**PROBLEM TO SOLVE**
Your answer should be a single number: the count of lines holding the word "text".

**RAW DATA**
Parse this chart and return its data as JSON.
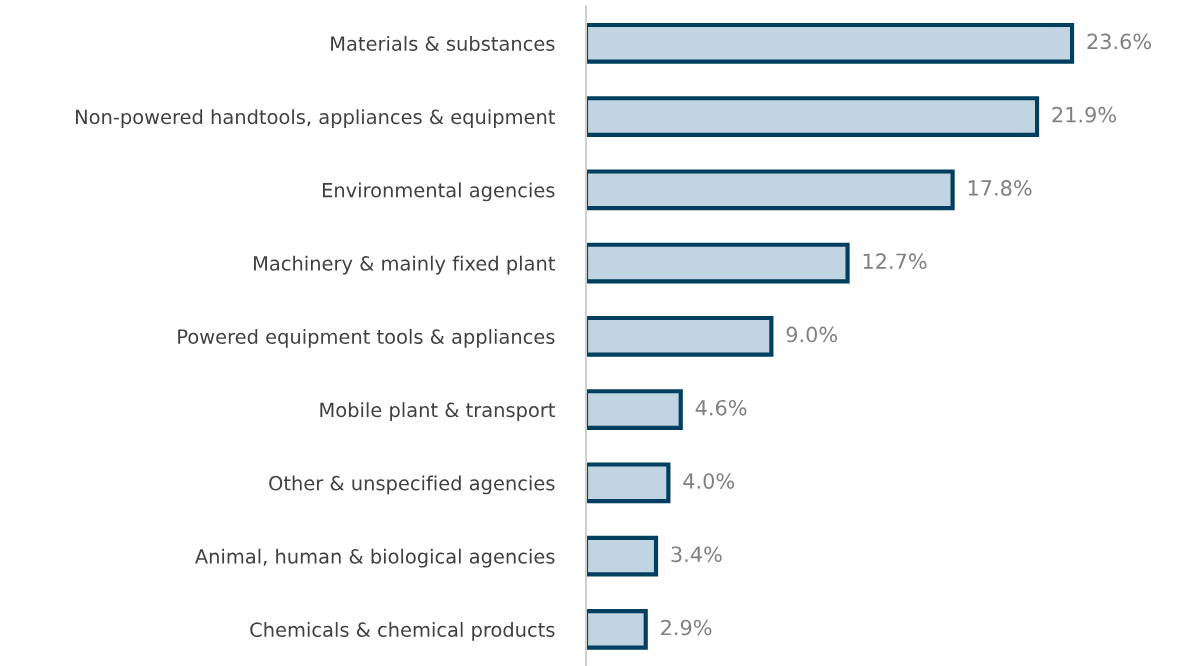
{
  "chart_data": {
    "type": "bar",
    "orientation": "horizontal",
    "categories": [
      "Materials & substances",
      "Non-powered handtools, appliances & equipment",
      "Environmental agencies",
      "Machinery & mainly fixed plant",
      "Powered equipment tools & appliances",
      "Mobile plant & transport",
      "Other & unspecified agencies",
      "Animal, human & biological agencies",
      "Chemicals & chemical products"
    ],
    "values": [
      23.6,
      21.9,
      17.8,
      12.7,
      9.0,
      4.6,
      4.0,
      3.4,
      2.9
    ],
    "value_labels": [
      "23.6%",
      "21.9%",
      "17.8%",
      "12.7%",
      "9.0%",
      "4.6%",
      "4.0%",
      "3.4%",
      "2.9%"
    ],
    "color": "#c0d4e1",
    "tick_labels": "y",
    "grid": false,
    "legend": false
  }
}
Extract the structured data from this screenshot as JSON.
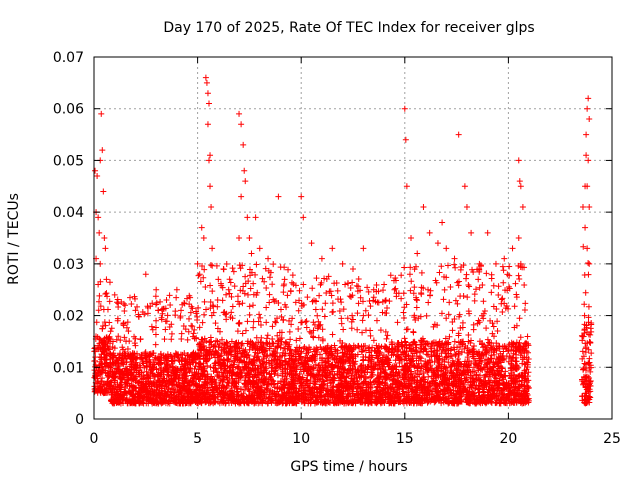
{
  "chart_data": {
    "type": "scatter",
    "title": "Day 170 of 2025, Rate Of TEC Index for receiver glps",
    "xlabel": "GPS time / hours",
    "ylabel": "ROTI / TECUs",
    "xlim": [
      0,
      25
    ],
    "ylim": [
      0,
      0.07
    ],
    "xticks": [
      "0",
      "5",
      "10",
      "15",
      "20",
      "25"
    ],
    "yticks": [
      "0",
      "0.01",
      "0.02",
      "0.03",
      "0.04",
      "0.05",
      "0.06",
      "0.07"
    ],
    "grid": true,
    "marker": "+",
    "color": "#ff0000",
    "series": [
      {
        "values_note": "",
        "points": [
          [
            0.05,
            0.048
          ],
          [
            0.1,
            0.04
          ],
          [
            0.15,
            0.047
          ],
          [
            0.2,
            0.039
          ],
          [
            0.25,
            0.036
          ],
          [
            0.3,
            0.05
          ],
          [
            0.35,
            0.059
          ],
          [
            0.4,
            0.052
          ],
          [
            0.45,
            0.044
          ],
          [
            0.5,
            0.035
          ],
          [
            0.55,
            0.033
          ],
          [
            0.6,
            0.027
          ],
          [
            0.3,
            0.03
          ],
          [
            0.2,
            0.026
          ],
          [
            0.1,
            0.031
          ],
          [
            1.0,
            0.024
          ],
          [
            1.5,
            0.022
          ],
          [
            2.0,
            0.021
          ],
          [
            2.5,
            0.028
          ],
          [
            3.0,
            0.025
          ],
          [
            3.5,
            0.023
          ],
          [
            4.0,
            0.025
          ],
          [
            4.2,
            0.021
          ],
          [
            5.0,
            0.03
          ],
          [
            5.2,
            0.037
          ],
          [
            5.4,
            0.066
          ],
          [
            5.45,
            0.065
          ],
          [
            5.5,
            0.063
          ],
          [
            5.55,
            0.061
          ],
          [
            5.5,
            0.057
          ],
          [
            5.6,
            0.051
          ],
          [
            5.55,
            0.05
          ],
          [
            5.6,
            0.045
          ],
          [
            5.65,
            0.041
          ],
          [
            5.7,
            0.033
          ],
          [
            5.3,
            0.035
          ],
          [
            5.1,
            0.028
          ],
          [
            6.0,
            0.027
          ],
          [
            6.5,
            0.025
          ],
          [
            7.0,
            0.059
          ],
          [
            7.1,
            0.057
          ],
          [
            7.2,
            0.053
          ],
          [
            7.25,
            0.048
          ],
          [
            7.3,
            0.046
          ],
          [
            7.1,
            0.043
          ],
          [
            7.4,
            0.039
          ],
          [
            7.5,
            0.035
          ],
          [
            7.6,
            0.032
          ],
          [
            7.0,
            0.035
          ],
          [
            7.8,
            0.039
          ],
          [
            8.0,
            0.033
          ],
          [
            8.4,
            0.031
          ],
          [
            8.9,
            0.043
          ],
          [
            9.2,
            0.027
          ],
          [
            10.0,
            0.043
          ],
          [
            10.1,
            0.039
          ],
          [
            10.5,
            0.034
          ],
          [
            11.0,
            0.031
          ],
          [
            11.5,
            0.033
          ],
          [
            12.0,
            0.03
          ],
          [
            12.5,
            0.029
          ],
          [
            13.0,
            0.033
          ],
          [
            13.5,
            0.025
          ],
          [
            14.0,
            0.026
          ],
          [
            14.5,
            0.025
          ],
          [
            15.0,
            0.06
          ],
          [
            15.05,
            0.054
          ],
          [
            15.1,
            0.045
          ],
          [
            15.3,
            0.035
          ],
          [
            15.6,
            0.032
          ],
          [
            15.9,
            0.041
          ],
          [
            16.2,
            0.036
          ],
          [
            16.6,
            0.034
          ],
          [
            16.8,
            0.038
          ],
          [
            17.0,
            0.033
          ],
          [
            17.4,
            0.031
          ],
          [
            17.6,
            0.055
          ],
          [
            17.9,
            0.045
          ],
          [
            18.0,
            0.041
          ],
          [
            18.2,
            0.036
          ],
          [
            18.6,
            0.03
          ],
          [
            19.0,
            0.036
          ],
          [
            19.4,
            0.03
          ],
          [
            19.8,
            0.031
          ],
          [
            20.2,
            0.033
          ],
          [
            20.5,
            0.05
          ],
          [
            20.55,
            0.046
          ],
          [
            20.6,
            0.045
          ],
          [
            20.7,
            0.041
          ],
          [
            20.5,
            0.035
          ],
          [
            20.6,
            0.03
          ],
          [
            23.6,
            0.041
          ],
          [
            23.7,
            0.045
          ],
          [
            23.75,
            0.051
          ],
          [
            23.8,
            0.06
          ],
          [
            23.85,
            0.062
          ],
          [
            23.9,
            0.058
          ],
          [
            23.75,
            0.055
          ],
          [
            23.85,
            0.05
          ],
          [
            23.8,
            0.045
          ],
          [
            23.9,
            0.041
          ],
          [
            23.7,
            0.037
          ],
          [
            23.8,
            0.033
          ],
          [
            23.9,
            0.03
          ]
        ],
        "bands": [
          [
            0.0,
            0.8,
            0.005,
            0.02,
            0.028
          ],
          [
            0.8,
            4.8,
            0.003,
            0.016,
            0.024
          ],
          [
            4.8,
            6.2,
            0.003,
            0.02,
            0.03
          ],
          [
            6.2,
            9.5,
            0.003,
            0.019,
            0.03
          ],
          [
            9.5,
            14.6,
            0.003,
            0.018,
            0.028
          ],
          [
            14.6,
            17.5,
            0.003,
            0.019,
            0.03
          ],
          [
            17.5,
            21.0,
            0.003,
            0.019,
            0.03
          ],
          [
            23.55,
            24.0,
            0.003,
            0.024,
            0.034
          ]
        ]
      }
    ]
  }
}
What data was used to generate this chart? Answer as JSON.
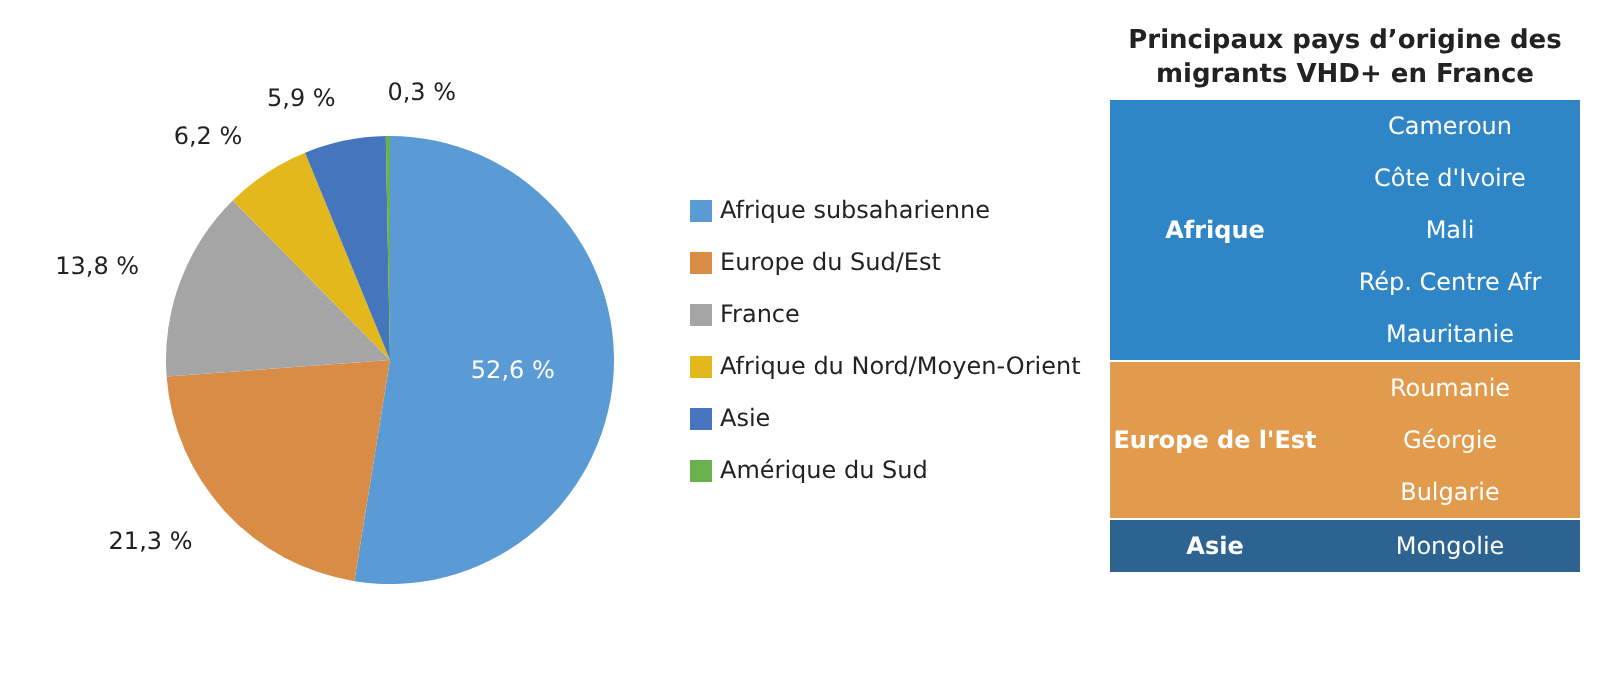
{
  "chart_data": [
    {
      "type": "pie",
      "categories": [
        "Afrique subsaharienne",
        "Europe du Sud/Est",
        "France",
        "Afrique du Nord/Moyen-Orient",
        "Asie",
        "Amérique du Sud"
      ],
      "values": [
        52.6,
        21.3,
        13.8,
        6.2,
        5.9,
        0.3
      ],
      "value_labels": [
        "52,6 %",
        "21,3 %",
        "13,8 %",
        "6,2 %",
        "5,9 %",
        "0,3 %"
      ],
      "colors": [
        "#5b9bd5",
        "#d98c45",
        "#a5a5a5",
        "#e3b81c",
        "#4575bd",
        "#6ab04c"
      ],
      "legend": "right"
    },
    {
      "type": "other",
      "title": "Principaux pays d’origine des migrants VHD+ en France",
      "categories": [
        "Afrique",
        "Europe de l'Est",
        "Asie"
      ],
      "colors": [
        "#2f86c6",
        "#e29b4c",
        "#2c6391"
      ],
      "annotations": [
        {
          "text": "Cameroun",
          "x": "Afrique"
        },
        {
          "text": "Côte d'Ivoire",
          "x": "Afrique"
        },
        {
          "text": "Mali",
          "x": "Afrique"
        },
        {
          "text": "Rép. Centre Afr",
          "x": "Afrique"
        },
        {
          "text": "Mauritanie",
          "x": "Afrique"
        },
        {
          "text": "Roumanie",
          "x": "Europe de l'Est"
        },
        {
          "text": "Géorgie",
          "x": "Europe de l'Est"
        },
        {
          "text": "Bulgarie",
          "x": "Europe de l'Est"
        },
        {
          "text": "Mongolie",
          "x": "Asie"
        }
      ]
    }
  ]
}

**RESULT**
9